§ **Task goal**: Will you write out the data exactly, excluding every picture?

>> Start Data for this task

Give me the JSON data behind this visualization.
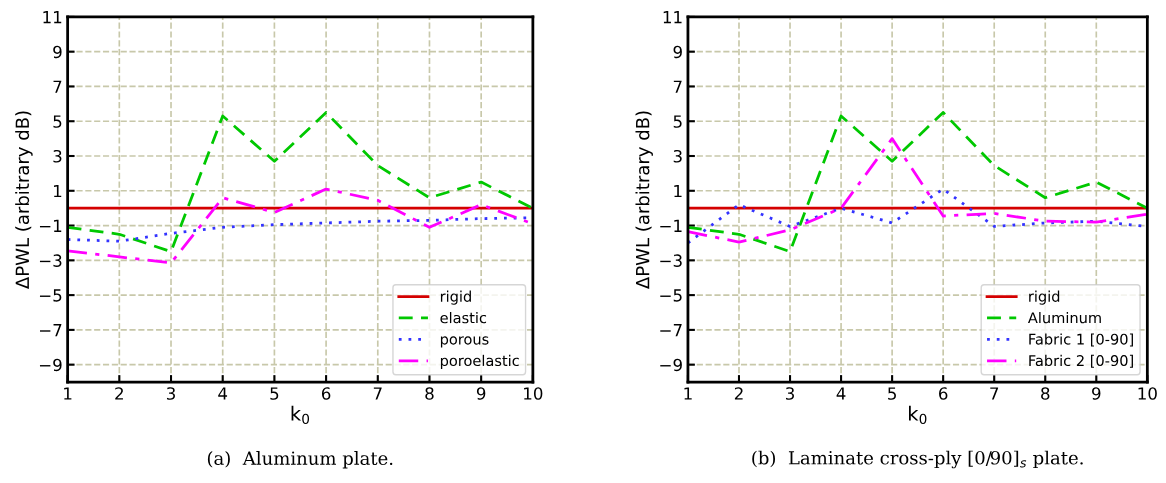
{
  "chart_data": [
    {
      "type": "line",
      "x": [
        1,
        2,
        3,
        4,
        5,
        6,
        7,
        8,
        9,
        10
      ],
      "xlabel": "k$_{0}$",
      "ylabel": "ΔPWL (arbitrary dB)",
      "xlim": [
        1,
        10
      ],
      "xticks": [
        1,
        2,
        3,
        4,
        5,
        6,
        7,
        8,
        9,
        10
      ],
      "ylim": [
        -10,
        11
      ],
      "yticks": [
        -9,
        -7,
        -5,
        -3,
        -1,
        1,
        3,
        5,
        7,
        9,
        11
      ],
      "grid": true,
      "legend": "bottom right",
      "marker": "none",
      "annotations": [
        "(a)  Aluminum plate."
      ],
      "series": [
        {
          "name": "rigid",
          "color": "#d40000",
          "line_style": "solid",
          "values": [
            0,
            0,
            0,
            0,
            0,
            0,
            0,
            0,
            0,
            0
          ]
        },
        {
          "name": "elastic",
          "color": "#00c800",
          "line_style": "dashed",
          "values": [
            -1.1,
            -1.5,
            -2.5,
            5.3,
            2.7,
            5.5,
            2.45,
            0.6,
            1.5,
            0
          ]
        },
        {
          "name": "porous",
          "color": "#3333ff",
          "line_style": "dotted",
          "values": [
            -1.8,
            -1.9,
            -1.45,
            -1.1,
            -0.95,
            -0.85,
            -0.75,
            -0.7,
            -0.6,
            -0.55
          ]
        },
        {
          "name": "poroelastic",
          "color": "#ff00ff",
          "line_style": "dashdot",
          "values": [
            -2.45,
            -2.8,
            -3.15,
            0.6,
            -0.25,
            1.1,
            0.45,
            -1.1,
            0.2,
            -0.9
          ]
        }
      ]
    },
    {
      "type": "line",
      "x": [
        1,
        2,
        3,
        4,
        5,
        6,
        7,
        8,
        9,
        10
      ],
      "xlabel": "k$_{0}$",
      "ylabel": "ΔPWL (arbitrary dB)",
      "xlim": [
        1,
        10
      ],
      "xticks": [
        1,
        2,
        3,
        4,
        5,
        6,
        7,
        8,
        9,
        10
      ],
      "ylim": [
        -10,
        11
      ],
      "yticks": [
        -9,
        -7,
        -5,
        -3,
        -1,
        1,
        3,
        5,
        7,
        9,
        11
      ],
      "grid": true,
      "legend": "bottom right",
      "marker": "none",
      "annotations": [
        "(b)  Laminate cross-ply [0/90]$_{s}$ plate."
      ],
      "series": [
        {
          "name": "rigid",
          "color": "#d40000",
          "line_style": "solid",
          "values": [
            0,
            0,
            0,
            0,
            0,
            0,
            0,
            0,
            0,
            0
          ]
        },
        {
          "name": "Aluminum",
          "color": "#00c800",
          "line_style": "dashed",
          "values": [
            -1.1,
            -1.5,
            -2.5,
            5.3,
            2.7,
            5.5,
            2.45,
            0.6,
            1.5,
            0
          ]
        },
        {
          "name": "Fabric 1 [0-90]",
          "color": "#3333ff",
          "line_style": "dotted",
          "values": [
            -2.0,
            0.2,
            -1.05,
            0,
            -0.85,
            1.1,
            -1.05,
            -0.85,
            -0.75,
            -1.05
          ]
        },
        {
          "name": "Fabric 2 [0-90]",
          "color": "#ff00ff",
          "line_style": "dashdot",
          "values": [
            -1.35,
            -1.95,
            -1.25,
            0,
            4.0,
            -0.45,
            -0.3,
            -0.75,
            -0.8,
            -0.35
          ]
        }
      ]
    }
  ]
}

>> End Data for this task

§ **The solution**:
Give me the JSON data behind this visualization.
{
  "chart_data": [
    {
      "type": "line",
      "x": [
        1,
        2,
        3,
        4,
        5,
        6,
        7,
        8,
        9,
        10
      ],
      "xlabel": "k$_{0}$",
      "ylabel": "ΔPWL (arbitrary dB)",
      "xlim": [
        1,
        10
      ],
      "xticks": [
        1,
        2,
        3,
        4,
        5,
        6,
        7,
        8,
        9,
        10
      ],
      "ylim": [
        -10,
        11
      ],
      "yticks": [
        -9,
        -7,
        -5,
        -3,
        -1,
        1,
        3,
        5,
        7,
        9,
        11
      ],
      "grid": true,
      "legend": "bottom right",
      "marker": "none",
      "annotations": [
        "(a)  Aluminum plate."
      ],
      "series": [
        {
          "name": "rigid",
          "color": "#d40000",
          "line_style": "solid",
          "values": [
            0,
            0,
            0,
            0,
            0,
            0,
            0,
            0,
            0,
            0
          ]
        },
        {
          "name": "elastic",
          "color": "#00c800",
          "line_style": "dashed",
          "values": [
            -1.1,
            -1.5,
            -2.5,
            5.3,
            2.7,
            5.5,
            2.45,
            0.6,
            1.5,
            0
          ]
        },
        {
          "name": "porous",
          "color": "#3333ff",
          "line_style": "dotted",
          "values": [
            -1.8,
            -1.9,
            -1.45,
            -1.1,
            -0.95,
            -0.85,
            -0.75,
            -0.7,
            -0.6,
            -0.55
          ]
        },
        {
          "name": "poroelastic",
          "color": "#ff00ff",
          "line_style": "dashdot",
          "values": [
            -2.45,
            -2.8,
            -3.15,
            0.6,
            -0.25,
            1.1,
            0.45,
            -1.1,
            0.2,
            -0.9
          ]
        }
      ]
    },
    {
      "type": "line",
      "x": [
        1,
        2,
        3,
        4,
        5,
        6,
        7,
        8,
        9,
        10
      ],
      "xlabel": "k$_{0}$",
      "ylabel": "ΔPWL (arbitrary dB)",
      "xlim": [
        1,
        10
      ],
      "xticks": [
        1,
        2,
        3,
        4,
        5,
        6,
        7,
        8,
        9,
        10
      ],
      "ylim": [
        -10,
        11
      ],
      "yticks": [
        -9,
        -7,
        -5,
        -3,
        -1,
        1,
        3,
        5,
        7,
        9,
        11
      ],
      "grid": true,
      "legend": "bottom right",
      "marker": "none",
      "annotations": [
        "(b)  Laminate cross-ply [0/90]$_{s}$ plate."
      ],
      "series": [
        {
          "name": "rigid",
          "color": "#d40000",
          "line_style": "solid",
          "values": [
            0,
            0,
            0,
            0,
            0,
            0,
            0,
            0,
            0,
            0
          ]
        },
        {
          "name": "Aluminum",
          "color": "#00c800",
          "line_style": "dashed",
          "values": [
            -1.1,
            -1.5,
            -2.5,
            5.3,
            2.7,
            5.5,
            2.45,
            0.6,
            1.5,
            0
          ]
        },
        {
          "name": "Fabric 1 [0-90]",
          "color": "#3333ff",
          "line_style": "dotted",
          "values": [
            -2.0,
            0.2,
            -1.05,
            0,
            -0.85,
            1.1,
            -1.05,
            -0.85,
            -0.75,
            -1.05
          ]
        },
        {
          "name": "Fabric 2 [0-90]",
          "color": "#ff00ff",
          "line_style": "dashdot",
          "values": [
            -1.35,
            -1.95,
            -1.25,
            0,
            4.0,
            -0.45,
            -0.3,
            -0.75,
            -0.8,
            -0.35
          ]
        }
      ]
    }
  ]
}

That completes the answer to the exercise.